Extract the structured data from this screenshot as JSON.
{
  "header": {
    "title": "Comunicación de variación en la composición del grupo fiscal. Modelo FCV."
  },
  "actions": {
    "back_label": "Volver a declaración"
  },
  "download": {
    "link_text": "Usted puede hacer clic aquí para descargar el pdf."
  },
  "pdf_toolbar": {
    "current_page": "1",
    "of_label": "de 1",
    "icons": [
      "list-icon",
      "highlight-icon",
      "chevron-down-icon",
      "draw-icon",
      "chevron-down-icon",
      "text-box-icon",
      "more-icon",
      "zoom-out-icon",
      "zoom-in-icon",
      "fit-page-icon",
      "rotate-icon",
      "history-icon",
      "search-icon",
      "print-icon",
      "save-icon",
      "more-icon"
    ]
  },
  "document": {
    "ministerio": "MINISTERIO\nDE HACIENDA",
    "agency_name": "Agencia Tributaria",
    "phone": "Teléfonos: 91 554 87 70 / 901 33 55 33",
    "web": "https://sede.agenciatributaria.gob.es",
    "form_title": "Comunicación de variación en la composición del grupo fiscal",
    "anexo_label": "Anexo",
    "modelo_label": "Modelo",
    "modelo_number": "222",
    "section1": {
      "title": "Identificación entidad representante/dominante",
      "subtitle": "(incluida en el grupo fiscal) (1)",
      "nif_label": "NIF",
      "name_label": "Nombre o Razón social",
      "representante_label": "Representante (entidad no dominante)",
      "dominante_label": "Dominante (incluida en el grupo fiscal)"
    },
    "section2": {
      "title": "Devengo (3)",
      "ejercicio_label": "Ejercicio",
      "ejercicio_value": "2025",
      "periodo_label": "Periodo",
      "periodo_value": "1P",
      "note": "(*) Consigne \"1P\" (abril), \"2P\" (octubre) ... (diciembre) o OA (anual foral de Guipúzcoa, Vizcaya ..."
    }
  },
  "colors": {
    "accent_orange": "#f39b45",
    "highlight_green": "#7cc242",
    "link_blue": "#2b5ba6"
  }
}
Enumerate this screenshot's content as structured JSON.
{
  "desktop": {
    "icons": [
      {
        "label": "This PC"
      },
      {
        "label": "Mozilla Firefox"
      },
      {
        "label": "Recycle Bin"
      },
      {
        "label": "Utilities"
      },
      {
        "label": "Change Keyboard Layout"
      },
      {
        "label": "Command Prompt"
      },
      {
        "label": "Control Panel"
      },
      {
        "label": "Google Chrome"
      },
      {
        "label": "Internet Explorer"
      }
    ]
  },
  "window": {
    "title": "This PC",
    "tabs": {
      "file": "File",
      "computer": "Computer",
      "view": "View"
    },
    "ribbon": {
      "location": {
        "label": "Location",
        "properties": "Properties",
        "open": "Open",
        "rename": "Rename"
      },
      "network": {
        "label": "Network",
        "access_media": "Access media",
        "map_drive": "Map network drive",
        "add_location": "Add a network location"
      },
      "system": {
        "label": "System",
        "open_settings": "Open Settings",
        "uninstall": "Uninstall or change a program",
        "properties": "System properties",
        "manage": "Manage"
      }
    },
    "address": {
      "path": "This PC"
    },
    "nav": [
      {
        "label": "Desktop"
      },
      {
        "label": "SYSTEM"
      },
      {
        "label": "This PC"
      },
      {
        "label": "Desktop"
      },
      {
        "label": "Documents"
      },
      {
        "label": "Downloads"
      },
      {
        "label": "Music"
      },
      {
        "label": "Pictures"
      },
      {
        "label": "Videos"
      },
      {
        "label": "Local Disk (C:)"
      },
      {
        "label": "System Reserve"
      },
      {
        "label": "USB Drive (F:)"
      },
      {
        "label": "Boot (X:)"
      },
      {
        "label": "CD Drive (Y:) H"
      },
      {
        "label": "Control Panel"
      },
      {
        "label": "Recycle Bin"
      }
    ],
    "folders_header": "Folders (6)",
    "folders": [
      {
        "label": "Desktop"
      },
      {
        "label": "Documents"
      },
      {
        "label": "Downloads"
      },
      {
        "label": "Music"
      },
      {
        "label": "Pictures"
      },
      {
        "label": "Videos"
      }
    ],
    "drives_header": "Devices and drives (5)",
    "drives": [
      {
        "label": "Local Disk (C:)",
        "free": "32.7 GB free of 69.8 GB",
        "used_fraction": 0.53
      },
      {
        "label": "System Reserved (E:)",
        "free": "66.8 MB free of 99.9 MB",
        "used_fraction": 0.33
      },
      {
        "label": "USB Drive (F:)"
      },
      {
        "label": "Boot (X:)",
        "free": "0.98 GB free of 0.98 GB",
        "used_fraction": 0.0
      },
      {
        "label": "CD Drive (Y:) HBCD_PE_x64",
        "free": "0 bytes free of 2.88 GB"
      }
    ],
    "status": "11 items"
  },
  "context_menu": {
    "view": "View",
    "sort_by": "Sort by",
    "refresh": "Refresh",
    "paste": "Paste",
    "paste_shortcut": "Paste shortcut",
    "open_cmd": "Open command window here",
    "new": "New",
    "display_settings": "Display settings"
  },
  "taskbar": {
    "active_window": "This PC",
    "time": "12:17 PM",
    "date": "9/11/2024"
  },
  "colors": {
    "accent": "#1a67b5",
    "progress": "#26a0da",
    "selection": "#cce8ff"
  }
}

********

**Exercise brief:**
Note how many lines of the material contain the string "Local". Then report that number by itself.

**Exercise solution:**
2